• [THE PROBLEM]:
Exclude the pictures and retype the entries as written.

[Entries from a visual dataset]
************

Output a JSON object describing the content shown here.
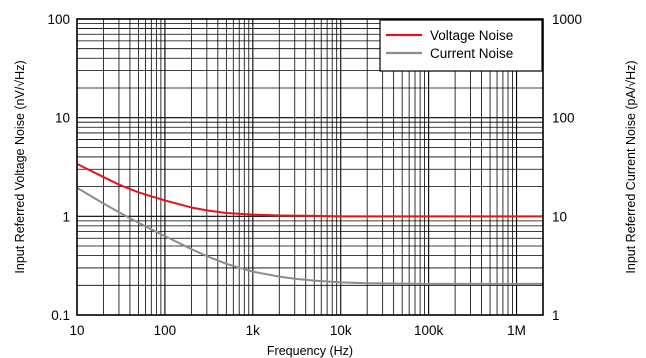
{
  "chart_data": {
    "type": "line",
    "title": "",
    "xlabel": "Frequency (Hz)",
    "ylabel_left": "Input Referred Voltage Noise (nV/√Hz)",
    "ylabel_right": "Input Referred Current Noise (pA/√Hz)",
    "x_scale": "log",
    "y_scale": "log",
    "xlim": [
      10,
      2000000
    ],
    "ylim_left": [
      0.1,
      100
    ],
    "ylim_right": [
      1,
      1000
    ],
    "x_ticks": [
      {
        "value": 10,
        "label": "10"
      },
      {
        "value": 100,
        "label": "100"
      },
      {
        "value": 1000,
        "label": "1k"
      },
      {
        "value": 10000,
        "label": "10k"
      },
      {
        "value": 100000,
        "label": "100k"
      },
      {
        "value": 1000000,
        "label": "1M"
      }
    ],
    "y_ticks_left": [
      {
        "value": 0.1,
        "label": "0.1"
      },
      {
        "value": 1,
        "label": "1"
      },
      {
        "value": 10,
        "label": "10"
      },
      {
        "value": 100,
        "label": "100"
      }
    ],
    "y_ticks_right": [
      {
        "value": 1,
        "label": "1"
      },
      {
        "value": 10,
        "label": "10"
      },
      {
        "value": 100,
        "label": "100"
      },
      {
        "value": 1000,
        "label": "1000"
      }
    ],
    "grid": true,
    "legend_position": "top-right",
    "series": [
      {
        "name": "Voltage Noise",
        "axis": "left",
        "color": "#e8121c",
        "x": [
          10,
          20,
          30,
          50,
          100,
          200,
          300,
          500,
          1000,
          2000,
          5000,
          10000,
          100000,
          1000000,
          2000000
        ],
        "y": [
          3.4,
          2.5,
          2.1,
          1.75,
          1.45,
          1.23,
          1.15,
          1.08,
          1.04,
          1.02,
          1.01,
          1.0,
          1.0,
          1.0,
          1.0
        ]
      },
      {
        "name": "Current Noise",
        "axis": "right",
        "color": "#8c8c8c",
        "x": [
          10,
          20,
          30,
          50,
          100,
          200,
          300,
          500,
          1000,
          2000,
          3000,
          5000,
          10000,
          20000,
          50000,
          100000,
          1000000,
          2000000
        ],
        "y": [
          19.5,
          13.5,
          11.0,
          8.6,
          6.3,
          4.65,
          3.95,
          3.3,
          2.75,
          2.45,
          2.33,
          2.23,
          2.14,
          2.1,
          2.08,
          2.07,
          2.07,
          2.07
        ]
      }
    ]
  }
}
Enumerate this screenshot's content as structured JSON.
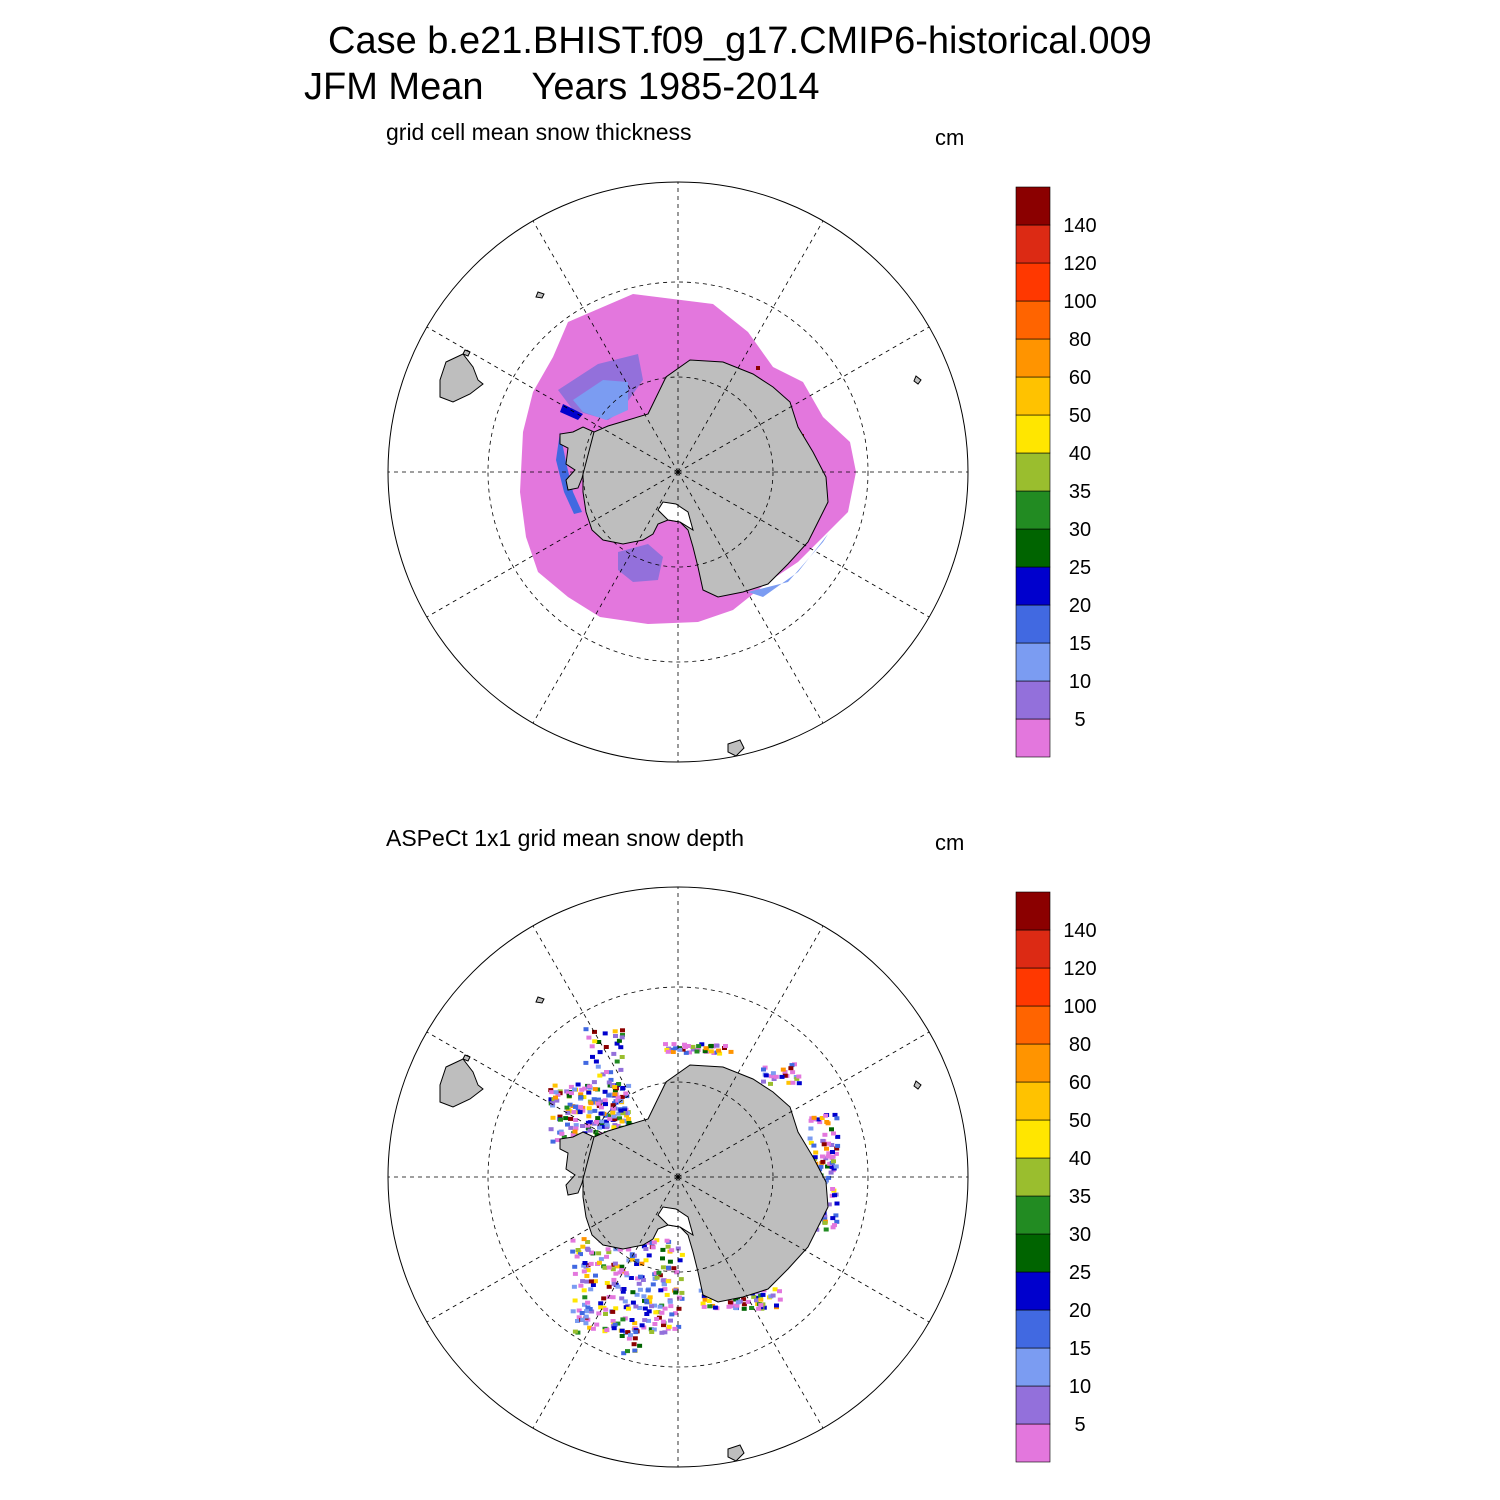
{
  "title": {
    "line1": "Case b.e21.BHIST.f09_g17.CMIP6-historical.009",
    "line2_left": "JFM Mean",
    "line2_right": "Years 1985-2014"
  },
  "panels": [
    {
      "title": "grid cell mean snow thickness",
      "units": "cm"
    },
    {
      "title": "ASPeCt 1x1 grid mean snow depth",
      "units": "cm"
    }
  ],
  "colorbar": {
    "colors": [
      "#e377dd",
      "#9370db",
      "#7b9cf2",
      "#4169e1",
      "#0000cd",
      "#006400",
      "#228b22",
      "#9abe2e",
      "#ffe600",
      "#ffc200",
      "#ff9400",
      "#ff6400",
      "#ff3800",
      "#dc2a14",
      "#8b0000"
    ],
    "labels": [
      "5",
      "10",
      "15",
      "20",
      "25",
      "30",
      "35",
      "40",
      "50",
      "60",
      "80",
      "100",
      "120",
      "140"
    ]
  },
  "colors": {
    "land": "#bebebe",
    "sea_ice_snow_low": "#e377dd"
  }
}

************

• [ANSWER FOR THE TASK]:
Output a JSON object describing the content shown here.
{
  "chart_data": {
    "type": "line",
    "title": "",
    "xlabel": "Frequency (Hz)",
    "ylabel_left": "Input Referred Voltage Noise (nV/√Hz)",
    "ylabel_right": "Input Referred Current Noise (pA/√Hz)",
    "x_scale": "log",
    "y_scale": "log",
    "xlim": [
      10,
      2000000
    ],
    "ylim_left": [
      0.1,
      100
    ],
    "ylim_right": [
      1,
      1000
    ],
    "x_ticks": [
      {
        "value": 10,
        "label": "10"
      },
      {
        "value": 100,
        "label": "100"
      },
      {
        "value": 1000,
        "label": "1k"
      },
      {
        "value": 10000,
        "label": "10k"
      },
      {
        "value": 100000,
        "label": "100k"
      },
      {
        "value": 1000000,
        "label": "1M"
      }
    ],
    "y_ticks_left": [
      {
        "value": 0.1,
        "label": "0.1"
      },
      {
        "value": 1,
        "label": "1"
      },
      {
        "value": 10,
        "label": "10"
      },
      {
        "value": 100,
        "label": "100"
      }
    ],
    "y_ticks_right": [
      {
        "value": 1,
        "label": "1"
      },
      {
        "value": 10,
        "label": "10"
      },
      {
        "value": 100,
        "label": "100"
      },
      {
        "value": 1000,
        "label": "1000"
      }
    ],
    "grid": true,
    "legend_position": "top-right",
    "series": [
      {
        "name": "Voltage Noise",
        "axis": "left",
        "color": "#e8121c",
        "x": [
          10,
          20,
          30,
          50,
          100,
          200,
          300,
          500,
          1000,
          2000,
          5000,
          10000,
          100000,
          1000000,
          2000000
        ],
        "y": [
          3.4,
          2.5,
          2.1,
          1.75,
          1.45,
          1.23,
          1.15,
          1.08,
          1.04,
          1.02,
          1.01,
          1.0,
          1.0,
          1.0,
          1.0
        ]
      },
      {
        "name": "Current Noise",
        "axis": "right",
        "color": "#8c8c8c",
        "x": [
          10,
          20,
          30,
          50,
          100,
          200,
          300,
          500,
          1000,
          2000,
          3000,
          5000,
          10000,
          20000,
          50000,
          100000,
          1000000,
          2000000
        ],
        "y": [
          19.5,
          13.5,
          11.0,
          8.6,
          6.3,
          4.65,
          3.95,
          3.3,
          2.75,
          2.45,
          2.33,
          2.23,
          2.14,
          2.1,
          2.08,
          2.07,
          2.07,
          2.07
        ]
      }
    ]
  }
}
Enumerate this screenshot's content as structured JSON.
{
  "title": {
    "line1": "Case b.e21.BHIST.f09_g17.CMIP6-historical.009",
    "line2_left": "JFM Mean",
    "line2_right": "Years 1985-2014"
  },
  "panels": [
    {
      "title": "grid cell mean snow thickness",
      "units": "cm"
    },
    {
      "title": "ASPeCt 1x1 grid mean snow depth",
      "units": "cm"
    }
  ],
  "colorbar": {
    "colors": [
      "#e377dd",
      "#9370db",
      "#7b9cf2",
      "#4169e1",
      "#0000cd",
      "#006400",
      "#228b22",
      "#9abe2e",
      "#ffe600",
      "#ffc200",
      "#ff9400",
      "#ff6400",
      "#ff3800",
      "#dc2a14",
      "#8b0000"
    ],
    "labels": [
      "5",
      "10",
      "15",
      "20",
      "25",
      "30",
      "35",
      "40",
      "50",
      "60",
      "80",
      "100",
      "120",
      "140"
    ]
  },
  "colors": {
    "land": "#bebebe",
    "sea_ice_snow_low": "#e377dd"
  }
}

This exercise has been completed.